### Extrait de page ###
Sans quoi il y a fort à parier que ses productions connaîtraient le même sort que l'hilarant Talladega Nights, privé de sortie dans nos salles, l'interprète de Borat et Brüno osant y moquer la nation des droits de l'Homme par le biais d'un pilote français psychotique. Paradoxal quand le métrage en question dénonce davantage les spectateurs Yankees et leur goût immodéré pour le consumérisme bêta, mais sommes-nous jugés trop stupides pour accepter la moindre once de parodie dans un film étranger. Un genre de mésaventure qui n'empêche pas quelques uns de régulièrement amalgamer le pire et le n'importe quoi afin de propager l'image d'un peuple US unanimement beauf, crétin, réac et allergique à toute critique, quand bien même ce peuple fait un triomphe aux Talladega Nights et autre Borat. On peut donc légitimement se demander si effectivement on ne serait pas un peu plus concon sur les bords que nos vis-à -vis d'outre-Atlantique.
C'est ainsi nanti de l'aura de "celui qui permet aux américanophobes d'apprécier pour une fois l'humour bas du slip" que le fou furieux Cohen revient à la charge, pas découragé par les quelques centaines (voire milliers) de procès que lui a valus Borat.
Sous la défroque d'un fashionista autrichien gay, SBC quête la célébrité hollywoodienne, et ce à travers tous les moyens réellement entrepris par nos amis les people : cause humanitaire inédite, show TV d'une vulgarité abyssale, adoption d'orphelin du tiers-monde et même, en désespoir de cause, reniement de son identité. Et pour chaque étape, Cohen n'y va évidemment pas avec le dos de la cuillère : la Palestine se souviendra longtemps de son passage "pacificateur" (quelques outrages relèvent de la pure inconscience), le panel de téléspectateur pour le screen test de son pilote TV ne doit toujours pas avoir digéré le gland qui parle, et les mères de famille afro-américaines du talk show à la Jerry Springer sont sûrement encore sous le choc de l'échange d'un petit africain contre un iPod (mais un iPod édition limitée U2, hein !). La mâchoire se décroche si souvent devant les affronts de Brüno que lorsqu'une mère de famille accepte que son bébé pose en nazi ou perde cinq kilos en une semaine pour une campagne de pub, on laisse tomber l'angle de la potacherie provoc pour se demander si on n'aurait pas atteint ici une certaine métaphysique de la connerie et de la cupidité.
### Lignes répertoriées ###
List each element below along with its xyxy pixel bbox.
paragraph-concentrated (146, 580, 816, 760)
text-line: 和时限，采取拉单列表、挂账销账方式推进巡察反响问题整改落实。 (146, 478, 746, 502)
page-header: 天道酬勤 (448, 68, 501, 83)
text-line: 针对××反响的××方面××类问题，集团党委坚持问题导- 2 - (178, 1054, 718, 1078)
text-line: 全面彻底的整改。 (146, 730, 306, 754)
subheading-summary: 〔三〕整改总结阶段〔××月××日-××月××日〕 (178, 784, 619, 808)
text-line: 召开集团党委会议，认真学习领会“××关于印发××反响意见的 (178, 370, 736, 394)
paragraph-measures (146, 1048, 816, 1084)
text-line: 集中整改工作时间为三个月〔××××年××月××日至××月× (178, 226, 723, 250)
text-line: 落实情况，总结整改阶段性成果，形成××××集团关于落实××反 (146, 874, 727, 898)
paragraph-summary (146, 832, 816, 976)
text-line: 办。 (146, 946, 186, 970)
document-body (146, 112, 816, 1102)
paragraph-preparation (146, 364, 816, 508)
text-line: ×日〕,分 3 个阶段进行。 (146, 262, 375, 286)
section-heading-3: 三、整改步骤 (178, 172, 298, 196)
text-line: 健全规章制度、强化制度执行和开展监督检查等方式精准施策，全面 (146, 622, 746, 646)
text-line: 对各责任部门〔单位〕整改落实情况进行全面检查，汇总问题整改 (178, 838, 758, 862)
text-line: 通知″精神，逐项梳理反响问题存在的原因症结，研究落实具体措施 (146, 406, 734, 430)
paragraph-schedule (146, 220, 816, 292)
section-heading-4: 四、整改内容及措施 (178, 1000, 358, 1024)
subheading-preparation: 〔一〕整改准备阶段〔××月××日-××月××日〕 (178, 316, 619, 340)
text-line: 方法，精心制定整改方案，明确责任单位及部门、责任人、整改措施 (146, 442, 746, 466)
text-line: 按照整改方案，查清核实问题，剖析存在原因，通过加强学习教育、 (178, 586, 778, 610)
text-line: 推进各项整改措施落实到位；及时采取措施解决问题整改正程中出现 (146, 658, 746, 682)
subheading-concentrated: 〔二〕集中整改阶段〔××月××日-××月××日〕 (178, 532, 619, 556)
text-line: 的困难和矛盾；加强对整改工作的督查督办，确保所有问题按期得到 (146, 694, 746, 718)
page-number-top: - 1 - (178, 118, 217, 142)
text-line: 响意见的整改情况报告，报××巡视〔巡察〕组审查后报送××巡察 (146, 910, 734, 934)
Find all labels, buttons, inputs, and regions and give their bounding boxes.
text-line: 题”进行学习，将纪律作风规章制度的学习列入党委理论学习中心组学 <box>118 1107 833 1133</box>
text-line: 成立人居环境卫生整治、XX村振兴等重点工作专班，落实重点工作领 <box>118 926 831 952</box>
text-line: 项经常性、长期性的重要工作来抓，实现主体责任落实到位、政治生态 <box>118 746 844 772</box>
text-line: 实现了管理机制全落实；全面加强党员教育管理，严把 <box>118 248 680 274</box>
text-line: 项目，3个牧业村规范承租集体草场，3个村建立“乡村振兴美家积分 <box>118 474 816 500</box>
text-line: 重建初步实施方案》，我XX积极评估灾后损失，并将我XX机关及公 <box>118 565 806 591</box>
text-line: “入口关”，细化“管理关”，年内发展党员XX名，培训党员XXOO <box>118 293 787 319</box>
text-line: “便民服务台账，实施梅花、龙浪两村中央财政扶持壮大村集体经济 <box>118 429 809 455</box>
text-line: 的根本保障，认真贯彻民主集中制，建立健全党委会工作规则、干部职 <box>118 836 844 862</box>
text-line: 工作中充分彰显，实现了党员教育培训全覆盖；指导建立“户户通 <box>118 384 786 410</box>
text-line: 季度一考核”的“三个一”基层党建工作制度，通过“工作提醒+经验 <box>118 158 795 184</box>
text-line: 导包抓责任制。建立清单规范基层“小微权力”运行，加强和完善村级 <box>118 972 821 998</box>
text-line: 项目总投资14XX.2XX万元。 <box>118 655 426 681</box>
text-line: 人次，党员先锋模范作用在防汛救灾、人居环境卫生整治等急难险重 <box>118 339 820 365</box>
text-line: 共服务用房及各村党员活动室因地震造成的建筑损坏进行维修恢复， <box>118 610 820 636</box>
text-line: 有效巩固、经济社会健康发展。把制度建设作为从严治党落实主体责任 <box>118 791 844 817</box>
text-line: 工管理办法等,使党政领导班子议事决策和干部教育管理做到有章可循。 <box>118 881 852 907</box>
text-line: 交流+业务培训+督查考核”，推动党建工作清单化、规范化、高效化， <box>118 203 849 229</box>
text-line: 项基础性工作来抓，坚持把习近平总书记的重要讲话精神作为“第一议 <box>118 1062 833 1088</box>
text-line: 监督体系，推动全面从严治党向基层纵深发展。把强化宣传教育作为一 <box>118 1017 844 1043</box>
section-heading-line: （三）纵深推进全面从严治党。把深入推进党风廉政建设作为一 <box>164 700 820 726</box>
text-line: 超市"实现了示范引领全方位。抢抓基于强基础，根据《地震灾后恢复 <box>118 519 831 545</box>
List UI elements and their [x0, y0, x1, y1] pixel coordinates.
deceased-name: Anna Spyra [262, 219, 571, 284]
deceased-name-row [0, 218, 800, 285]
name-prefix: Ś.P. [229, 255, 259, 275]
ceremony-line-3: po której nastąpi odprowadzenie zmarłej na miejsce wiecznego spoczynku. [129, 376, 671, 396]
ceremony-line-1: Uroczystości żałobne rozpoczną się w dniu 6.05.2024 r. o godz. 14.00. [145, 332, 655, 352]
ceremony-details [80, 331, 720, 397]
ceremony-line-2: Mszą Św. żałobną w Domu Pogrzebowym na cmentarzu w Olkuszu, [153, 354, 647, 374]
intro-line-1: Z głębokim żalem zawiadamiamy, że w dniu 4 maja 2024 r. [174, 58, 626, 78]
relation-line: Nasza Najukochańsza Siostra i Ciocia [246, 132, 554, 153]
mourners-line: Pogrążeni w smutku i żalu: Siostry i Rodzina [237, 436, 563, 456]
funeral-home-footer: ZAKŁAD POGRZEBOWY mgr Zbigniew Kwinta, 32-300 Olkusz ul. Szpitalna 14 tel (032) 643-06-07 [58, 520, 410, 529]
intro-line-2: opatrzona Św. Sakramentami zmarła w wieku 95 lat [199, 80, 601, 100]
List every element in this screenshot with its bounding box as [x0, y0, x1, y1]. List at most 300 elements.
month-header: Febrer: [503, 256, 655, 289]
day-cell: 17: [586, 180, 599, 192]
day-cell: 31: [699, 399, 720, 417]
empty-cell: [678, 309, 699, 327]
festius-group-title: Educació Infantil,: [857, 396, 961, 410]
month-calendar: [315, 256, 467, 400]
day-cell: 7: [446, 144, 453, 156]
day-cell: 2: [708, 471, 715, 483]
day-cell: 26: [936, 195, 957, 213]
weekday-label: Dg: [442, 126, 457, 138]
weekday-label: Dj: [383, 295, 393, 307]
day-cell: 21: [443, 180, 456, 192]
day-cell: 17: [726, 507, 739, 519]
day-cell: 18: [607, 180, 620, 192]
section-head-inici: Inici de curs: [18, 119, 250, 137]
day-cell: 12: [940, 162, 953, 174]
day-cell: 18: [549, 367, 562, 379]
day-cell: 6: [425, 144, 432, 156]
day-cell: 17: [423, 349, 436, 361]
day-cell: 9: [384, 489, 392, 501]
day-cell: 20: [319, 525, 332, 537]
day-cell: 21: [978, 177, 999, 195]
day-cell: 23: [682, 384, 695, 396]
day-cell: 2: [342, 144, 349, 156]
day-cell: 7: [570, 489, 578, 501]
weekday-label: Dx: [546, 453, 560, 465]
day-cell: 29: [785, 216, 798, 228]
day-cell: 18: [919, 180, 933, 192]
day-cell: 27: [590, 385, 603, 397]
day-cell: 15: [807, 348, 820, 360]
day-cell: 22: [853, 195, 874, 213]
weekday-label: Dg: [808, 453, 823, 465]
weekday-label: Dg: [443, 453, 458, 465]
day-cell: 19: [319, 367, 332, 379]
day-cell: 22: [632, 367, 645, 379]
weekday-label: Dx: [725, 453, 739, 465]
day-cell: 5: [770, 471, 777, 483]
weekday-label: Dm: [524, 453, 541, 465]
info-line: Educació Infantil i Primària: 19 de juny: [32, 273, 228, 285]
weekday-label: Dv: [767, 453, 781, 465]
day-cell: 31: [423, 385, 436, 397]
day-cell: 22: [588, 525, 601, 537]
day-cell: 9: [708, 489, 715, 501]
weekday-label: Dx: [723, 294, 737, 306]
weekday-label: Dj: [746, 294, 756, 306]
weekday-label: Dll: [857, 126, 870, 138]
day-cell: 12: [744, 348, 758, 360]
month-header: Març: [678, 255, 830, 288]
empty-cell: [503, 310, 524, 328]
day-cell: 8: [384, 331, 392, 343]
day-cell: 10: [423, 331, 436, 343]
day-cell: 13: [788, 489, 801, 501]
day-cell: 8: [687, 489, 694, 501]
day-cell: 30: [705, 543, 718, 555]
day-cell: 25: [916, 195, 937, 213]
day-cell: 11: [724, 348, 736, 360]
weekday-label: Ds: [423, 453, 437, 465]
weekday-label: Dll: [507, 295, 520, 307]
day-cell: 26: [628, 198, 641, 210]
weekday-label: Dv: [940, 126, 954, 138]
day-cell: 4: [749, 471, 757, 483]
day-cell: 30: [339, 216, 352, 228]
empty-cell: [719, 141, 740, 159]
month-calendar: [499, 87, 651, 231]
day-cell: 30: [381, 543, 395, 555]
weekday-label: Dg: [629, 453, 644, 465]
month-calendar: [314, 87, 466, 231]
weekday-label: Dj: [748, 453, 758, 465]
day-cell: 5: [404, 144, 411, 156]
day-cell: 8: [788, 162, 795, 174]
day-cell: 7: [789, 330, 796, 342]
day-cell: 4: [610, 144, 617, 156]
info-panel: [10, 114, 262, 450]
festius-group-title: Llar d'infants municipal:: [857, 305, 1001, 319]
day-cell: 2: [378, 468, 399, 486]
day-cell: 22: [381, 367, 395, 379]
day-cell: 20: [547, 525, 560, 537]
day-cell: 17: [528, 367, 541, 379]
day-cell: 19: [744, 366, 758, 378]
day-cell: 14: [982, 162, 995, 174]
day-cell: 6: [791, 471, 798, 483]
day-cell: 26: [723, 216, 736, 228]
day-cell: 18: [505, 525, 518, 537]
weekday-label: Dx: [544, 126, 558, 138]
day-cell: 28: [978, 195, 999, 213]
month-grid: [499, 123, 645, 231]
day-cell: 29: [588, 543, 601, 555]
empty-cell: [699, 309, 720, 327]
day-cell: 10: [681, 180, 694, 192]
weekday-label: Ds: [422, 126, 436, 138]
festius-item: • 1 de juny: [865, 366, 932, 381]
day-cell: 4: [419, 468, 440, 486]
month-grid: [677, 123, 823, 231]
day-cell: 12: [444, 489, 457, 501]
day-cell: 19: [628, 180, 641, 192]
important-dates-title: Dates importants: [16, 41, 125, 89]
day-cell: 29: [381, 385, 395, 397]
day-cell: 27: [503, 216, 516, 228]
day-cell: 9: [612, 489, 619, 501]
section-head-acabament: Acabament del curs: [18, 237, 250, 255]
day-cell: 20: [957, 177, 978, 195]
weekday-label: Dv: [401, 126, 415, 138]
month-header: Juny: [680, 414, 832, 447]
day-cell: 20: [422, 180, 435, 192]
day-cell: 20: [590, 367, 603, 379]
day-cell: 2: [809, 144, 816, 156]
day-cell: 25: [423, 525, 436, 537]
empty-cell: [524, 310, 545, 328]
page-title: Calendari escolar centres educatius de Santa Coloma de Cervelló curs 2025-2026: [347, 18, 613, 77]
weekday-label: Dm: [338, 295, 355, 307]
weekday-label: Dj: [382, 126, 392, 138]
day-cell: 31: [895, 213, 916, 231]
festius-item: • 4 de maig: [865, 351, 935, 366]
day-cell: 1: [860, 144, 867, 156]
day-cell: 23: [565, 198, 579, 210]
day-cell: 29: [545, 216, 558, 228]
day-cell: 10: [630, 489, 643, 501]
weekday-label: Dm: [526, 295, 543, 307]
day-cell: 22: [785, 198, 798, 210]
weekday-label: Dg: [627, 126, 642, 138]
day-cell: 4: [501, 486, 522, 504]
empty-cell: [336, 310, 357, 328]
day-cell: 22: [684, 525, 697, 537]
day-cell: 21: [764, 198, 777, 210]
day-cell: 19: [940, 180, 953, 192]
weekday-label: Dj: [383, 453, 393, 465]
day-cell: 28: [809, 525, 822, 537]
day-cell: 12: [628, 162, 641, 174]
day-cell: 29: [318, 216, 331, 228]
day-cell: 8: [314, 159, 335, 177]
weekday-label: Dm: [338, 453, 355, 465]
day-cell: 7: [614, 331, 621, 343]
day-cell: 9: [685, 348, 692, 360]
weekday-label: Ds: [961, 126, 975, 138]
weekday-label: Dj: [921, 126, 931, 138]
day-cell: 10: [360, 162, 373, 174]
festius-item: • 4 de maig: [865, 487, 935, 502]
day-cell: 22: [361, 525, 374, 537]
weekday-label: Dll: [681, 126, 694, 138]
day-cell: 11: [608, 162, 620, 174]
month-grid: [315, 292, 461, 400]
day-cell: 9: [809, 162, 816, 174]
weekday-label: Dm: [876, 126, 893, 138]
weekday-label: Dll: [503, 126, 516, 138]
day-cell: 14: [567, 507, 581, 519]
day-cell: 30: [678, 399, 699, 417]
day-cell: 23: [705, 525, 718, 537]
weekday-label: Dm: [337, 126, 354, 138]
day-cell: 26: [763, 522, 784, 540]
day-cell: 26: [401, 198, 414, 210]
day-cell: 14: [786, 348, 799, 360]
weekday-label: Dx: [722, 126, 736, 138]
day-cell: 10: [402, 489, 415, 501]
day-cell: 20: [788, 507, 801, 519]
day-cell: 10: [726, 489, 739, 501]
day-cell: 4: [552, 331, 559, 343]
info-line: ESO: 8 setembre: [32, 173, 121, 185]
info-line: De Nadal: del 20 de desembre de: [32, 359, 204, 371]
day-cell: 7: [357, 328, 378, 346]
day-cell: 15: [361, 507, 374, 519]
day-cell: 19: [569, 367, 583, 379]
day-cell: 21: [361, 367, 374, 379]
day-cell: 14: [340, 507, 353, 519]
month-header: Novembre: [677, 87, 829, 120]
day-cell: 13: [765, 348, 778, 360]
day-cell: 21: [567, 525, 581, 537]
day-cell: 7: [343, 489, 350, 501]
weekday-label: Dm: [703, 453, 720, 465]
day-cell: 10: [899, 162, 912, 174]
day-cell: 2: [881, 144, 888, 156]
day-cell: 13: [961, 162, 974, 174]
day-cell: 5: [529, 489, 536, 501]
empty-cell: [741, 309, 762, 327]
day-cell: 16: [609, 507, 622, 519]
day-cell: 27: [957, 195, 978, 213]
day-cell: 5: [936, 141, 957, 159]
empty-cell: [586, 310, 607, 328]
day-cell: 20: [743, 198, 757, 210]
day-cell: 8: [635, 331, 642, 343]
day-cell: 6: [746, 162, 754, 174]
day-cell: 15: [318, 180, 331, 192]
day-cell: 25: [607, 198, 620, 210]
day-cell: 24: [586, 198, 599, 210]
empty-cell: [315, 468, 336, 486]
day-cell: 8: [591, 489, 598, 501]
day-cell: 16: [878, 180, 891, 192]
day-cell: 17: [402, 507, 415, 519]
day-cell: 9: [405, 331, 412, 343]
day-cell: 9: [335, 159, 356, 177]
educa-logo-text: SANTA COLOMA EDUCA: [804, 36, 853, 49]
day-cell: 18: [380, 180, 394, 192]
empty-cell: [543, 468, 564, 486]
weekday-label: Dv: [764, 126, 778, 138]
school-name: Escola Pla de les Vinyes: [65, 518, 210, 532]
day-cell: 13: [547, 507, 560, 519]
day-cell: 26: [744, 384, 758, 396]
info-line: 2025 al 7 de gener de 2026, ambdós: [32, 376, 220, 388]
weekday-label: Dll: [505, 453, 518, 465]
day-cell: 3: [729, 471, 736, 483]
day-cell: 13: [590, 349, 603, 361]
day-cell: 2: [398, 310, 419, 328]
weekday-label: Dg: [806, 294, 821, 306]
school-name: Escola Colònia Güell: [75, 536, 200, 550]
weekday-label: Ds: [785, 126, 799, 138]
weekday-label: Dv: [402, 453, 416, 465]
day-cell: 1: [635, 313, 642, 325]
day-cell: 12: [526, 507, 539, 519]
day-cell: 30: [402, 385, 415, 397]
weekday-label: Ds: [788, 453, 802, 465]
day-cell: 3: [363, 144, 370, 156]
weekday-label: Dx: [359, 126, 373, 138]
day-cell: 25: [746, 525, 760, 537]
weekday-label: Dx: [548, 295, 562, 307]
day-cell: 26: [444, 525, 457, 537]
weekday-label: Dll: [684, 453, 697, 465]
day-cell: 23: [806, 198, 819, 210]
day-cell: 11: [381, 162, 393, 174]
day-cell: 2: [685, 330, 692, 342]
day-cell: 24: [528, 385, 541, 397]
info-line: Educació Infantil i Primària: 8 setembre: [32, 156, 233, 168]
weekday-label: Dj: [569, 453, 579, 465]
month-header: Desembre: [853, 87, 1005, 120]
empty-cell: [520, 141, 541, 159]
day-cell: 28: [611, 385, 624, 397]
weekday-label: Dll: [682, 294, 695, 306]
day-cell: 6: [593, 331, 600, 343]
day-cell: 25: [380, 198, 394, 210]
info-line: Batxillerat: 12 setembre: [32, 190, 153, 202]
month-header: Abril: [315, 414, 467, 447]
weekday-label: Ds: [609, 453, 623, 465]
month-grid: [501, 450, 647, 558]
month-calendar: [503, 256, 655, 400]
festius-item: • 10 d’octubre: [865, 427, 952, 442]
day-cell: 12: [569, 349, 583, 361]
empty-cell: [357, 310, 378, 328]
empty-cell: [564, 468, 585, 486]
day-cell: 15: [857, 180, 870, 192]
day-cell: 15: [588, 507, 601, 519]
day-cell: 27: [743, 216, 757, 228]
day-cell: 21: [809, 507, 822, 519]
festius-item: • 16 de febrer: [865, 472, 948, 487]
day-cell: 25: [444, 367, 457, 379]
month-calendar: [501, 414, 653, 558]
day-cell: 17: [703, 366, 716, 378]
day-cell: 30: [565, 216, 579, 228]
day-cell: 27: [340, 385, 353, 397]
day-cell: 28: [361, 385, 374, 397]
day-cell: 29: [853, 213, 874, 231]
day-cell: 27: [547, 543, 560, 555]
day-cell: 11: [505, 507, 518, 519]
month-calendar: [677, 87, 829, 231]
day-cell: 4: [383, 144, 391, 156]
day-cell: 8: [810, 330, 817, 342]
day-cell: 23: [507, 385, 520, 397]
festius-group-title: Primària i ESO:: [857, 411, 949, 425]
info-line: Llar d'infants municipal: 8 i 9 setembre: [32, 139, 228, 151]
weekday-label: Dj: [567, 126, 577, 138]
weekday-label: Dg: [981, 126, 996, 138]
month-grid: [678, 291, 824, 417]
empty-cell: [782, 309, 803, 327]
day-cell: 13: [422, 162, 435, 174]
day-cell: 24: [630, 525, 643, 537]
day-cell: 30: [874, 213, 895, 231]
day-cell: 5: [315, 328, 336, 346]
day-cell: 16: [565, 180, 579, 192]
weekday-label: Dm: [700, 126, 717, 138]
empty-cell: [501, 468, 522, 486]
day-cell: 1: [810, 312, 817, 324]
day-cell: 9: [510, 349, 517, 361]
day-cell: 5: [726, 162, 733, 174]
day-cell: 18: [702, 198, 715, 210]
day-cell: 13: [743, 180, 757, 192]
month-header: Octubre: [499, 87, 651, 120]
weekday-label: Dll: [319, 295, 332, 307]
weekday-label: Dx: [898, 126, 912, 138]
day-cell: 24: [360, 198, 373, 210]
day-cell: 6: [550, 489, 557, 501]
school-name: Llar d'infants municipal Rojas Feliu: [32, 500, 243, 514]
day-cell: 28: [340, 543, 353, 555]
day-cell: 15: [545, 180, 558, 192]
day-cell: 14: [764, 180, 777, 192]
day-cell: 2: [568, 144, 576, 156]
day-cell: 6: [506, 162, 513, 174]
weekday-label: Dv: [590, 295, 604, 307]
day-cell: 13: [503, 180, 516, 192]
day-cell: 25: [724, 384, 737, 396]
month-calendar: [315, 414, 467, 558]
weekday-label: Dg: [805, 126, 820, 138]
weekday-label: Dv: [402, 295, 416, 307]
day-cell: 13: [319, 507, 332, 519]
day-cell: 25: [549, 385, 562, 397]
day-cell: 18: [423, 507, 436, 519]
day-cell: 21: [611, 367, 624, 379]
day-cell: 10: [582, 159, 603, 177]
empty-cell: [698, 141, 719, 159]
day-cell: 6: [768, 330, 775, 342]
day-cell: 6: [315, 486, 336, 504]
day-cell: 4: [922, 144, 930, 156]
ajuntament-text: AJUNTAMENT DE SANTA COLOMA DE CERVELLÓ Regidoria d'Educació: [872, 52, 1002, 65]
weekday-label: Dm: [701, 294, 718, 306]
###
- **Énoncé 1**:
Répondez à ces questions sur la critique de Brüno :
(a) Quel film y est décrit comme privé de sortie dans nos salles ?
(b) Sous la défroque de quel personnage Cohen quête-t-il la célébrité hollywoodienne ?
(c) Contre quel objet un petit africain est-il échangé dans le talk show à la Jerry Springer ?
- **Énoncé 2**: Rendez mot pour mot le passage de la critique de Brüno qui va de « C'est ainsi nanti » à « a valus Borat. ».
- **Énoncé 3**: Prolongez la critique de Brüno à partir de sa dernière phrase.
Les lignes ci-dessus ne sont pas nécessaires ici.

- **Réponse rédigée 1**:
(a) Talladega Nights.
(b) Celle d'un fashionista autrichien gay.
(c) Un iPod, en édition limitée U2.

- **Réponse rédigée 2**:
C'est ainsi nanti de l'aura de "celui qui permet aux américanophobes d'apprécier pour une fois l'humour bas du slip" que le fou furieux Cohen revient à la charge, pas découragé par les quelques centaines (voire milliers) de procès que lui a valus Borat.

- **Réponse rédigée 3**:
Et Cohen ne se contente pas de choquer juste pour le plaisir de bousculer des cibles faciles : par un gag aussi gonflé que visuellement fort, qu'on croirait sorti de South Park (des mexicains servent de meubles pour recevoir La Toya Jackson Paula Abdul), Cohen expose l'hypocrisie d'une large partie de ses camarades de la staritude qui se jettent sur une cause lointaine sans se rendre compte des problèmes qui s'agglutinent sous leurs yeux.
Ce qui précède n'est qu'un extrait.